**Required task**
Looking through the listing, how many of its lines hold the word "generate"? Answer with only the number.

·····

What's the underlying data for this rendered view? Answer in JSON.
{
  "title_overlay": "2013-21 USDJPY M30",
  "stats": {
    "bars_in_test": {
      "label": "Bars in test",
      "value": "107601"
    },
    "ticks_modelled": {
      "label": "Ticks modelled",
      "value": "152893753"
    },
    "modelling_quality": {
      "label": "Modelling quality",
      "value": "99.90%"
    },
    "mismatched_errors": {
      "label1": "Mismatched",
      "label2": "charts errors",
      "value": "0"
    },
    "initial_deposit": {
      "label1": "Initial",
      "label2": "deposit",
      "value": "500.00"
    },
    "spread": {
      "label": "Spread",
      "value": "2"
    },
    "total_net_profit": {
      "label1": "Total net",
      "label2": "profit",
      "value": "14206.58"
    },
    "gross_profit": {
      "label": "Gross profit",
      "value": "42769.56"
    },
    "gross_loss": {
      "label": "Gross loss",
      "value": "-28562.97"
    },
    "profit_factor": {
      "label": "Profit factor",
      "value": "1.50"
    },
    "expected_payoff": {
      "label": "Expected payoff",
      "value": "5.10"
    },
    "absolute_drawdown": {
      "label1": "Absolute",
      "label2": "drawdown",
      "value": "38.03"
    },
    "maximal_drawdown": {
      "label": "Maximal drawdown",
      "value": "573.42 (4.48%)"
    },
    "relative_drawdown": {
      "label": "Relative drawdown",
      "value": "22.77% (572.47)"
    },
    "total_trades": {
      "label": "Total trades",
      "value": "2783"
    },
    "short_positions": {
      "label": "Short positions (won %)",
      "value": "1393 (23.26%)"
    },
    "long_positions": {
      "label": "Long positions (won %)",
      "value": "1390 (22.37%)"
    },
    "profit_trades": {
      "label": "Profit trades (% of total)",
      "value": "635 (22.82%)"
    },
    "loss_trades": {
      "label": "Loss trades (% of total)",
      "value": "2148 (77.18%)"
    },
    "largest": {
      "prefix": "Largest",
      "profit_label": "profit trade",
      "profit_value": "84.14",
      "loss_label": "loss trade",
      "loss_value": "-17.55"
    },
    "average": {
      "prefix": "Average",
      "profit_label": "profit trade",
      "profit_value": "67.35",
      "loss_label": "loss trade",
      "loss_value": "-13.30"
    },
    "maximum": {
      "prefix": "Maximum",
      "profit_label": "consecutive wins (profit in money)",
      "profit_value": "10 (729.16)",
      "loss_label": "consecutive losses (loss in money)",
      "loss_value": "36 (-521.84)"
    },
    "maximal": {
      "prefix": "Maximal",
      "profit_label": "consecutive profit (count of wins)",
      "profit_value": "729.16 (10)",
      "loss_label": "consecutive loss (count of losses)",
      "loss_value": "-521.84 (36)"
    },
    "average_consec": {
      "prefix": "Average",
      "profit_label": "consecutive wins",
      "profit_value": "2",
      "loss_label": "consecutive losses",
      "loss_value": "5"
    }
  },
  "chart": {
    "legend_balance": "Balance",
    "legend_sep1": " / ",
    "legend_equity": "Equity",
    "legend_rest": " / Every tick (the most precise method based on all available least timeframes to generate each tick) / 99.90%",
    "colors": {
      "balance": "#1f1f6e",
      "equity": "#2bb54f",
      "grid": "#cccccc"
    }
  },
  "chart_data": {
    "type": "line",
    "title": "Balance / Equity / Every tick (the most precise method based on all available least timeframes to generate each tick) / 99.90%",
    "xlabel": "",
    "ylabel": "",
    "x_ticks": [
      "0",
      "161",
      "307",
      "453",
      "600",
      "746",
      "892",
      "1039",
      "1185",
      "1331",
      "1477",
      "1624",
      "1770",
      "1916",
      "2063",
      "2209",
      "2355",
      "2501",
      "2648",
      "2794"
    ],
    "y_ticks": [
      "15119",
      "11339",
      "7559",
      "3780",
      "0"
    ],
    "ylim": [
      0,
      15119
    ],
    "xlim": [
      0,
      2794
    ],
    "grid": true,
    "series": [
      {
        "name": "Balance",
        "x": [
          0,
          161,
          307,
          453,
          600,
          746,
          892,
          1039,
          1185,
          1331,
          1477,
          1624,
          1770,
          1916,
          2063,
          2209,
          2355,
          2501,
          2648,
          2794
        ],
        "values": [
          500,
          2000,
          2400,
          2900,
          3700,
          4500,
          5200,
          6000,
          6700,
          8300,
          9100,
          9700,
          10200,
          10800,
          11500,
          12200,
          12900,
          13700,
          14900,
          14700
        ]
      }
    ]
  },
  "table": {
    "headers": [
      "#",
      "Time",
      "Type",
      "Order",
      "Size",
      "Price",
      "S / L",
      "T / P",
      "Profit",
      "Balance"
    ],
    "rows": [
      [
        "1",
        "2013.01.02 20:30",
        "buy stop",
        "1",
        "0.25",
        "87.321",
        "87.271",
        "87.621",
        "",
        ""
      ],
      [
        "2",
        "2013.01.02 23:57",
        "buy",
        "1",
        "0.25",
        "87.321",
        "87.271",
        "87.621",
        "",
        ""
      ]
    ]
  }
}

·····

**Solution to this task**
2